Output every record below exactly as it appears.

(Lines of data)
--------------------------------------------------

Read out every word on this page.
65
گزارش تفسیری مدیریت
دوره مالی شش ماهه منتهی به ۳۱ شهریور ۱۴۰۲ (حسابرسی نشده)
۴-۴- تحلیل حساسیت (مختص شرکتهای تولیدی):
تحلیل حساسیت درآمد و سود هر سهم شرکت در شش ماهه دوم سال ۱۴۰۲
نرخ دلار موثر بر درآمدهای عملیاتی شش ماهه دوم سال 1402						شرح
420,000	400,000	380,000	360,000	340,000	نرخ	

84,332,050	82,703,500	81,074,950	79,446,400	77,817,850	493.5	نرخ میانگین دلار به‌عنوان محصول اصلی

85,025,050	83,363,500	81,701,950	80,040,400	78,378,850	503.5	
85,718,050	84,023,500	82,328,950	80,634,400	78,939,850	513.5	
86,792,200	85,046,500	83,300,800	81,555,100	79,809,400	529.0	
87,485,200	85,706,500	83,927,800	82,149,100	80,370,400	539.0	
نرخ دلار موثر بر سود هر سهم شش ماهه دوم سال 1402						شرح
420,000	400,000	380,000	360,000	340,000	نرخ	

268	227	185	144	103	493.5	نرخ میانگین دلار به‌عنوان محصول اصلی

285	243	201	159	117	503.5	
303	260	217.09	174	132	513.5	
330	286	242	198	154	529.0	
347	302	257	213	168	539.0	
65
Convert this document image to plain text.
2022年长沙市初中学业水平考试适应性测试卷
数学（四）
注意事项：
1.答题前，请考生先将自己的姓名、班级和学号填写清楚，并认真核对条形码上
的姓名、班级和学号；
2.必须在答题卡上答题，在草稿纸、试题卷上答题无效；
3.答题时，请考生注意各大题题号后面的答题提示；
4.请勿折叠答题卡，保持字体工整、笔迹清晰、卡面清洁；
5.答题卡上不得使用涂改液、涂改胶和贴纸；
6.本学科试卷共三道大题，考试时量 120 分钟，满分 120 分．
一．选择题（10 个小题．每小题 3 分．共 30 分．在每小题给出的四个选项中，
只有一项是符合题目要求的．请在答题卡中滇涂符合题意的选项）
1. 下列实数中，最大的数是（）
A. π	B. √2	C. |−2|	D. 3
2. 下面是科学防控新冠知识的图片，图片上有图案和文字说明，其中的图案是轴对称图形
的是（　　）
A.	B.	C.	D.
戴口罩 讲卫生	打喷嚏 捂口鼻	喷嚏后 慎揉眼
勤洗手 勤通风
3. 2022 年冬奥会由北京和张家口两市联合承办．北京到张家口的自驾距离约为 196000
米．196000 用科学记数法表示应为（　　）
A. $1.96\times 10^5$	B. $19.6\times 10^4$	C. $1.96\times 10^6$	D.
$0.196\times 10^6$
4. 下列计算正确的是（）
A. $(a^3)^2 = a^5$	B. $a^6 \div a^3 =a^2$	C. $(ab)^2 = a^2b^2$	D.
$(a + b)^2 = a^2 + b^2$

--------------------------------------------------

### [Final result]
Read out every word on this page.
65
گزارش تفسیری مدیریت
دوره مالی شش ماهه منتهی به ۳۱ شهریور ۱۴۰۲ (حسابرسی نشده)
۴-۴- تحلیل حساسیت (مختص شرکتهای تولیدی):
تحلیل حساسیت درآمد و سود هر سهم شرکت در شش ماهه دوم سال ۱۴۰۲
نرخ دلار موثر بر درآمدهای عملیاتی شش ماهه دوم سال 1402						شرح
420,000	400,000	380,000	360,000	340,000	نرخ	

84,332,050	82,703,500	81,074,950	79,446,400	77,817,850	493.5	نرخ میانگین دلار به‌عنوان محصول اصلی

85,025,050	83,363,500	81,701,950	80,040,400	78,378,850	503.5	
85,718,050	84,023,500	82,328,950	80,634,400	78,939,850	513.5	
86,792,200	85,046,500	83,300,800	81,555,100	79,809,400	529.0	
87,485,200	85,706,500	83,927,800	82,149,100	80,370,400	539.0	
نرخ دلار موثر بر سود هر سهم شش ماهه دوم سال 1402						شرح
420,000	400,000	380,000	360,000	340,000	نرخ	

268	227	185	144	103	493.5	نرخ میانگین دلار به‌عنوان محصول اصلی

285	243	201	159	117	503.5	
303	260	217.09	174	132	513.5	
330	286	242	198	154	529.0	
347	302	257	213	168	539.0	
65
Convert this document image to plain text.
2022年长沙市初中学业水平考试适应性测试卷
数学（四）
注意事项：
1.答题前，请考生先将自己的姓名、班级和学号填写清楚，并认真核对条形码上
的姓名、班级和学号；
2.必须在答题卡上答题，在草稿纸、试题卷上答题无效；
3.答题时，请考生注意各大题题号后面的答题提示；
4.请勿折叠答题卡，保持字体工整、笔迹清晰、卡面清洁；
5.答题卡上不得使用涂改液、涂改胶和贴纸；
6.本学科试卷共三道大题，考试时量 120 分钟，满分 120 分．
一．选择题（10 个小题．每小题 3 分．共 30 分．在每小题给出的四个选项中，
只有一项是符合题目要求的．请在答题卡中滇涂符合题意的选项）
1. 下列实数中，最大的数是（）
A. π	B. √2	C. |−2|	D. 3
2. 下面是科学防控新冠知识的图片，图片上有图案和文字说明，其中的图案是轴对称图形
的是（　　）
A.	B.	C.	D.
戴口罩 讲卫生	打喷嚏 捂口鼻	喷嚏后 慎揉眼
勤洗手 勤通风
3. 2022 年冬奥会由北京和张家口两市联合承办．北京到张家口的自驾距离约为 196000
米．196000 用科学记数法表示应为（　　）
A. $1.96\times 10^5$	B. $19.6\times 10^4$	C. $1.96\times 10^6$	D.
$0.196\times 10^6$
4. 下列计算正确的是（）
A. $(a^3)^2 = a^5$	B. $a^6 \div a^3 =a^2$	C. $(ab)^2 = a^2b^2$	D.
$(a + b)^2 = a^2 + b^2$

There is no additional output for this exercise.